Write out every record in full, exactly as written, please.

[Stored data]
****

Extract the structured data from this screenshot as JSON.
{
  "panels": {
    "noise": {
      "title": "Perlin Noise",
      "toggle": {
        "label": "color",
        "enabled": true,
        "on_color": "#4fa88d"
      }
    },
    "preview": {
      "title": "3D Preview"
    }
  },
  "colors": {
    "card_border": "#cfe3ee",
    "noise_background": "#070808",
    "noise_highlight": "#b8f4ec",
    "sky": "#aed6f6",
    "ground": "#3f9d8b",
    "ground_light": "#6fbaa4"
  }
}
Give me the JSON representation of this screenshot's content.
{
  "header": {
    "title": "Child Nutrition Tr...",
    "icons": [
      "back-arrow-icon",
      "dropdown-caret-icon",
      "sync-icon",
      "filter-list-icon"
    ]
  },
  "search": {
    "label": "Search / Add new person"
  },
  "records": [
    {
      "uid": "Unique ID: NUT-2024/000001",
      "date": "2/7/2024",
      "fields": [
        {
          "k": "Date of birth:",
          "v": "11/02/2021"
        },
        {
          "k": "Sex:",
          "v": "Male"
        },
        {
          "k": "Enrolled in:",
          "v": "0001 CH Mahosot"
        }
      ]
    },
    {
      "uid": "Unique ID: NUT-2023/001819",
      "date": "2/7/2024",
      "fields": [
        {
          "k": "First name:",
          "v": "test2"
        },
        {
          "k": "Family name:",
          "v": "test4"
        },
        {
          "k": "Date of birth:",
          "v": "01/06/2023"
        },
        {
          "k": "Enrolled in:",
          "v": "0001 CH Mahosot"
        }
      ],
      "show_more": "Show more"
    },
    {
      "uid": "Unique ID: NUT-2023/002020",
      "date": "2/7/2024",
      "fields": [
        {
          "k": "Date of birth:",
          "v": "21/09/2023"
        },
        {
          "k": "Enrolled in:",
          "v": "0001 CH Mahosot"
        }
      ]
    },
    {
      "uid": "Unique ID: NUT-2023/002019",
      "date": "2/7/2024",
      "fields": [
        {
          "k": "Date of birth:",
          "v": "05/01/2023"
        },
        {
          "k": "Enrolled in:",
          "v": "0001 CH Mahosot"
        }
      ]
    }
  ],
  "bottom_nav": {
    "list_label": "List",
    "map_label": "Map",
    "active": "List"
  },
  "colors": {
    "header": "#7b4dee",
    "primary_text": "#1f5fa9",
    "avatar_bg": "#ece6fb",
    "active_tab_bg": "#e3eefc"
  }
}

****

# Result
Extract the structured data from this screenshot as JSON.
{
  "panels": {
    "noise": {
      "title": "Perlin Noise",
      "toggle": {
        "label": "color",
        "enabled": true,
        "on_color": "#4fa88d"
      }
    },
    "preview": {
      "title": "3D Preview"
    }
  },
  "colors": {
    "card_border": "#cfe3ee",
    "noise_background": "#070808",
    "noise_highlight": "#b8f4ec",
    "sky": "#aed6f6",
    "ground": "#3f9d8b",
    "ground_light": "#6fbaa4"
  }
}
Give me the JSON representation of this screenshot's content.
{
  "header": {
    "title": "Child Nutrition Tr...",
    "icons": [
      "back-arrow-icon",
      "dropdown-caret-icon",
      "sync-icon",
      "filter-list-icon"
    ]
  },
  "search": {
    "label": "Search / Add new person"
  },
  "records": [
    {
      "uid": "Unique ID: NUT-2024/000001",
      "date": "2/7/2024",
      "fields": [
        {
          "k": "Date of birth:",
          "v": "11/02/2021"
        },
        {
          "k": "Sex:",
          "v": "Male"
        },
        {
          "k": "Enrolled in:",
          "v": "0001 CH Mahosot"
        }
      ]
    },
    {
      "uid": "Unique ID: NUT-2023/001819",
      "date": "2/7/2024",
      "fields": [
        {
          "k": "First name:",
          "v": "test2"
        },
        {
          "k": "Family name:",
          "v": "test4"
        },
        {
          "k": "Date of birth:",
          "v": "01/06/2023"
        },
        {
          "k": "Enrolled in:",
          "v": "0001 CH Mahosot"
        }
      ],
      "show_more": "Show more"
    },
    {
      "uid": "Unique ID: NUT-2023/002020",
      "date": "2/7/2024",
      "fields": [
        {
          "k": "Date of birth:",
          "v": "21/09/2023"
        },
        {
          "k": "Enrolled in:",
          "v": "0001 CH Mahosot"
        }
      ]
    },
    {
      "uid": "Unique ID: NUT-2023/002019",
      "date": "2/7/2024",
      "fields": [
        {
          "k": "Date of birth:",
          "v": "05/01/2023"
        },
        {
          "k": "Enrolled in:",
          "v": "0001 CH Mahosot"
        }
      ]
    }
  ],
  "bottom_nav": {
    "list_label": "List",
    "map_label": "Map",
    "active": "List"
  },
  "colors": {
    "header": "#7b4dee",
    "primary_text": "#1f5fa9",
    "avatar_bg": "#ece6fb",
    "active_tab_bg": "#e3eefc"
  }
}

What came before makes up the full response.